▶ [Requirement]
Below are the records; locate each line with the word "Spot" and copy it.

▶ [Dataset records on visual material]
*****
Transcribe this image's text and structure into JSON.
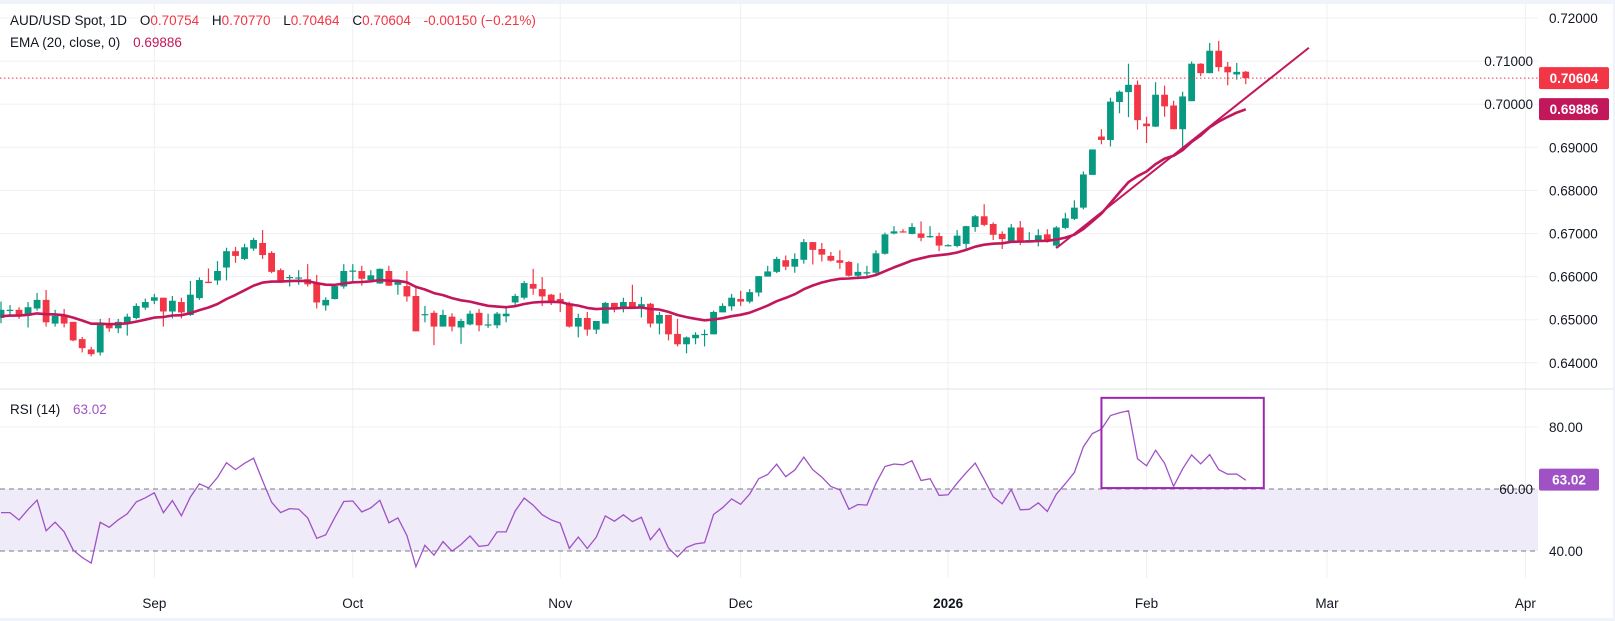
{
  "legend": {
    "symbol": "AUD/USD Spot, 1D",
    "o_label": "O",
    "o_value": "0.70754",
    "h_label": "H",
    "h_value": "0.70770",
    "l_label": "L",
    "l_value": "0.70464",
    "c_label": "C",
    "c_value": "0.70604",
    "change": "-0.00150 (−0.21%)",
    "ema_label": "EMA (20, close, 0)",
    "ema_value": "0.69886",
    "rsi_label": "RSI (14)",
    "rsi_value": "63.02"
  },
  "colors": {
    "up": "#089981",
    "down": "#F23645",
    "ema": "#C2185B",
    "trendline": "#C2185B",
    "rsi": "#A052C5",
    "rsi_band": "#EFEBF8",
    "annotation_box": "#9C27B0",
    "grid": "#F0F0F3",
    "text": "#131722"
  },
  "chart_data": {
    "type": "candlestick",
    "title": "AUD/USD Spot, 1D",
    "price_axis": {
      "range": [
        0.6363,
        0.7242
      ],
      "ticks": [
        "0.72000",
        "0.71000",
        "0.70000",
        "0.69000",
        "0.68000",
        "0.67000",
        "0.66000",
        "0.65000",
        "0.64000"
      ],
      "last_price_label": "0.70604",
      "ema_label": "0.69886"
    },
    "time_axis": {
      "ticks": [
        {
          "label": "Sep",
          "bar_index": 17,
          "bold": false
        },
        {
          "label": "Oct",
          "bar_index": 39,
          "bold": false
        },
        {
          "label": "Nov",
          "bar_index": 62,
          "bold": false
        },
        {
          "label": "Dec",
          "bar_index": 82,
          "bold": false
        },
        {
          "label": "2026",
          "bar_index": 105,
          "bold": true
        },
        {
          "label": "Feb",
          "bar_index": 127,
          "bold": false
        },
        {
          "label": "Mar",
          "bar_index": 147,
          "bold": false
        },
        {
          "label": "Apr",
          "bar_index": 169,
          "bold": false
        }
      ]
    },
    "ohlc_fields": [
      "open",
      "high",
      "low",
      "close"
    ],
    "ohlc": [
      [
        0.6504,
        0.6542,
        0.6492,
        0.6523
      ],
      [
        0.6523,
        0.6534,
        0.6511,
        0.6523
      ],
      [
        0.6523,
        0.6529,
        0.6502,
        0.6511
      ],
      [
        0.6509,
        0.6541,
        0.6482,
        0.6529
      ],
      [
        0.6526,
        0.6562,
        0.6521,
        0.6546
      ],
      [
        0.6546,
        0.6569,
        0.6484,
        0.6494
      ],
      [
        0.6491,
        0.6523,
        0.6484,
        0.6509
      ],
      [
        0.6511,
        0.6525,
        0.6482,
        0.6491
      ],
      [
        0.6495,
        0.6495,
        0.645,
        0.6452
      ],
      [
        0.6455,
        0.646,
        0.6424,
        0.6434
      ],
      [
        0.6431,
        0.6437,
        0.6415,
        0.642
      ],
      [
        0.6424,
        0.6502,
        0.6417,
        0.6491
      ],
      [
        0.6492,
        0.6504,
        0.6472,
        0.648
      ],
      [
        0.648,
        0.6502,
        0.6469,
        0.6495
      ],
      [
        0.6492,
        0.6514,
        0.6463,
        0.6507
      ],
      [
        0.6504,
        0.6538,
        0.6501,
        0.6532
      ],
      [
        0.6528,
        0.6549,
        0.6523,
        0.6541
      ],
      [
        0.6544,
        0.656,
        0.6536,
        0.6552
      ],
      [
        0.6551,
        0.6551,
        0.6484,
        0.6519
      ],
      [
        0.6519,
        0.6555,
        0.6503,
        0.6544
      ],
      [
        0.6541,
        0.6551,
        0.6503,
        0.6517
      ],
      [
        0.6511,
        0.659,
        0.6509,
        0.6558
      ],
      [
        0.655,
        0.6598,
        0.6546,
        0.6592
      ],
      [
        0.6588,
        0.6619,
        0.6585,
        0.6585
      ],
      [
        0.6591,
        0.6636,
        0.6581,
        0.6613
      ],
      [
        0.6621,
        0.6667,
        0.6591,
        0.6659
      ],
      [
        0.6659,
        0.6669,
        0.6632,
        0.6648
      ],
      [
        0.6641,
        0.6676,
        0.6638,
        0.6668
      ],
      [
        0.6665,
        0.669,
        0.666,
        0.6685
      ],
      [
        0.6678,
        0.6708,
        0.6641,
        0.665
      ],
      [
        0.6655,
        0.6659,
        0.6608,
        0.6611
      ],
      [
        0.6615,
        0.6619,
        0.6586,
        0.659
      ],
      [
        0.6598,
        0.6604,
        0.6577,
        0.6599
      ],
      [
        0.6598,
        0.6615,
        0.6581,
        0.6598
      ],
      [
        0.6594,
        0.6629,
        0.6577,
        0.6582
      ],
      [
        0.6585,
        0.6604,
        0.6526,
        0.654
      ],
      [
        0.6533,
        0.6552,
        0.6521,
        0.6546
      ],
      [
        0.6548,
        0.6581,
        0.6547,
        0.6578
      ],
      [
        0.6577,
        0.6629,
        0.6572,
        0.6613
      ],
      [
        0.6613,
        0.6629,
        0.6588,
        0.6614
      ],
      [
        0.6613,
        0.6625,
        0.6579,
        0.6595
      ],
      [
        0.6592,
        0.6615,
        0.6591,
        0.6603
      ],
      [
        0.6584,
        0.6619,
        0.6583,
        0.6618
      ],
      [
        0.6613,
        0.6625,
        0.6578,
        0.6579
      ],
      [
        0.6581,
        0.6592,
        0.6558,
        0.6588
      ],
      [
        0.6578,
        0.6613,
        0.6542,
        0.6554
      ],
      [
        0.6555,
        0.6575,
        0.6473,
        0.6473
      ],
      [
        0.6512,
        0.6532,
        0.6494,
        0.6513
      ],
      [
        0.6516,
        0.6521,
        0.6441,
        0.6484
      ],
      [
        0.6484,
        0.6523,
        0.6484,
        0.6511
      ],
      [
        0.6507,
        0.6515,
        0.6473,
        0.6484
      ],
      [
        0.6482,
        0.6502,
        0.6444,
        0.6497
      ],
      [
        0.6489,
        0.6521,
        0.6487,
        0.6514
      ],
      [
        0.6516,
        0.6525,
        0.6473,
        0.6487
      ],
      [
        0.6488,
        0.6514,
        0.6481,
        0.6489
      ],
      [
        0.6487,
        0.6518,
        0.648,
        0.6514
      ],
      [
        0.6508,
        0.6531,
        0.6494,
        0.6514
      ],
      [
        0.654,
        0.656,
        0.6531,
        0.6555
      ],
      [
        0.6551,
        0.659,
        0.6547,
        0.6585
      ],
      [
        0.6583,
        0.6618,
        0.6558,
        0.6572
      ],
      [
        0.6571,
        0.6599,
        0.6532,
        0.6554
      ],
      [
        0.6558,
        0.656,
        0.6534,
        0.6544
      ],
      [
        0.6548,
        0.6562,
        0.6518,
        0.6538
      ],
      [
        0.6538,
        0.6542,
        0.6482,
        0.6484
      ],
      [
        0.6484,
        0.6514,
        0.6459,
        0.6504
      ],
      [
        0.6504,
        0.6518,
        0.6463,
        0.6477
      ],
      [
        0.6477,
        0.6497,
        0.6467,
        0.6497
      ],
      [
        0.6491,
        0.6541,
        0.6491,
        0.6539
      ],
      [
        0.6539,
        0.6539,
        0.6517,
        0.6528
      ],
      [
        0.6528,
        0.6551,
        0.6517,
        0.6541
      ],
      [
        0.6541,
        0.6581,
        0.6526,
        0.6528
      ],
      [
        0.6528,
        0.6553,
        0.6505,
        0.6536
      ],
      [
        0.6537,
        0.6539,
        0.6482,
        0.6491
      ],
      [
        0.6491,
        0.6518,
        0.6466,
        0.6511
      ],
      [
        0.6511,
        0.6511,
        0.6452,
        0.6466
      ],
      [
        0.6467,
        0.6502,
        0.6438,
        0.6443
      ],
      [
        0.6443,
        0.6461,
        0.6422,
        0.6459
      ],
      [
        0.6457,
        0.6471,
        0.6443,
        0.6465
      ],
      [
        0.6467,
        0.6477,
        0.6438,
        0.6467
      ],
      [
        0.6466,
        0.6521,
        0.6466,
        0.6518
      ],
      [
        0.6517,
        0.6538,
        0.6517,
        0.6532
      ],
      [
        0.6531,
        0.656,
        0.6521,
        0.6551
      ],
      [
        0.6548,
        0.6567,
        0.6532,
        0.6542
      ],
      [
        0.6542,
        0.6571,
        0.6538,
        0.6564
      ],
      [
        0.6563,
        0.6601,
        0.6554,
        0.6601
      ],
      [
        0.66,
        0.6625,
        0.66,
        0.6612
      ],
      [
        0.6611,
        0.6646,
        0.6608,
        0.6641
      ],
      [
        0.6638,
        0.6649,
        0.6615,
        0.6623
      ],
      [
        0.6623,
        0.6654,
        0.6609,
        0.6641
      ],
      [
        0.6639,
        0.6687,
        0.663,
        0.668
      ],
      [
        0.668,
        0.668,
        0.6628,
        0.6662
      ],
      [
        0.6664,
        0.6678,
        0.6635,
        0.6651
      ],
      [
        0.6648,
        0.6657,
        0.6635,
        0.6637
      ],
      [
        0.6638,
        0.6661,
        0.6618,
        0.6632
      ],
      [
        0.6634,
        0.6636,
        0.66,
        0.6602
      ],
      [
        0.6602,
        0.6631,
        0.6594,
        0.6611
      ],
      [
        0.6609,
        0.6625,
        0.6601,
        0.661
      ],
      [
        0.6609,
        0.6661,
        0.6606,
        0.6654
      ],
      [
        0.6653,
        0.6702,
        0.6651,
        0.6698
      ],
      [
        0.67,
        0.6717,
        0.6698,
        0.6705
      ],
      [
        0.6705,
        0.671,
        0.6702,
        0.6704
      ],
      [
        0.6699,
        0.6724,
        0.6698,
        0.6715
      ],
      [
        0.67,
        0.6728,
        0.6682,
        0.669
      ],
      [
        0.6693,
        0.6717,
        0.669,
        0.6694
      ],
      [
        0.6694,
        0.6702,
        0.6659,
        0.6672
      ],
      [
        0.6672,
        0.6675,
        0.667,
        0.6673
      ],
      [
        0.6671,
        0.6708,
        0.6668,
        0.6695
      ],
      [
        0.6676,
        0.6718,
        0.6663,
        0.6717
      ],
      [
        0.6715,
        0.6743,
        0.6704,
        0.674
      ],
      [
        0.674,
        0.6768,
        0.6717,
        0.672
      ],
      [
        0.6722,
        0.6726,
        0.6685,
        0.6697
      ],
      [
        0.6699,
        0.6705,
        0.6664,
        0.6687
      ],
      [
        0.6681,
        0.6722,
        0.6679,
        0.6714
      ],
      [
        0.6714,
        0.6729,
        0.6673,
        0.6684
      ],
      [
        0.6684,
        0.6703,
        0.6679,
        0.6685
      ],
      [
        0.6683,
        0.671,
        0.667,
        0.6696
      ],
      [
        0.6698,
        0.671,
        0.6679,
        0.6684
      ],
      [
        0.6672,
        0.6717,
        0.6666,
        0.6714
      ],
      [
        0.6713,
        0.6748,
        0.671,
        0.6735
      ],
      [
        0.6734,
        0.6777,
        0.6731,
        0.676
      ],
      [
        0.676,
        0.6844,
        0.6756,
        0.6837
      ],
      [
        0.6836,
        0.6895,
        0.6836,
        0.6895
      ],
      [
        0.6925,
        0.6942,
        0.6907,
        0.6917
      ],
      [
        0.6917,
        0.7015,
        0.6902,
        0.7006
      ],
      [
        0.7005,
        0.7032,
        0.6979,
        0.7029
      ],
      [
        0.7028,
        0.7094,
        0.697,
        0.7045
      ],
      [
        0.7045,
        0.7055,
        0.6941,
        0.6963
      ],
      [
        0.6955,
        0.6971,
        0.691,
        0.6949
      ],
      [
        0.6948,
        0.7051,
        0.6947,
        0.7022
      ],
      [
        0.7022,
        0.7043,
        0.6971,
        0.6995
      ],
      [
        0.6997,
        0.7008,
        0.6942,
        0.6942
      ],
      [
        0.6942,
        0.7029,
        0.6898,
        0.7018
      ],
      [
        0.7007,
        0.7099,
        0.7007,
        0.7094
      ],
      [
        0.7094,
        0.7095,
        0.7065,
        0.7072
      ],
      [
        0.7072,
        0.7142,
        0.7072,
        0.7124
      ],
      [
        0.7124,
        0.7147,
        0.7076,
        0.7086
      ],
      [
        0.7087,
        0.7098,
        0.7044,
        0.7074
      ],
      [
        0.7069,
        0.7096,
        0.7057,
        0.7075
      ],
      [
        0.70754,
        0.7077,
        0.70464,
        0.70604
      ]
    ],
    "ema": {
      "period": 20,
      "source": "close",
      "seed": 0.6508,
      "last": 0.69886
    },
    "trendline": {
      "from": {
        "bar_index": 117,
        "price": 0.6666
      },
      "to": {
        "bar_index": 145,
        "price": 0.7131
      }
    },
    "rsi": {
      "period": 14,
      "last": 63.02,
      "seed_avg_gain": 0.0011,
      "seed_avg_loss": 0.001,
      "range": [
        27.5,
        101
      ],
      "ticks": [
        "80.00",
        "60.00",
        "40.00"
      ],
      "band": [
        40,
        60
      ],
      "annotation_box": {
        "bar_from": 122,
        "bar_to": 139,
        "rsi_from": 60.3,
        "rsi_to": 89.4
      }
    }
  }
}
*****
▶ [Answer to the exercise]
    "symbol": "AUD/USD Spot, 1D",
    "title": "AUD/USD Spot, 1D",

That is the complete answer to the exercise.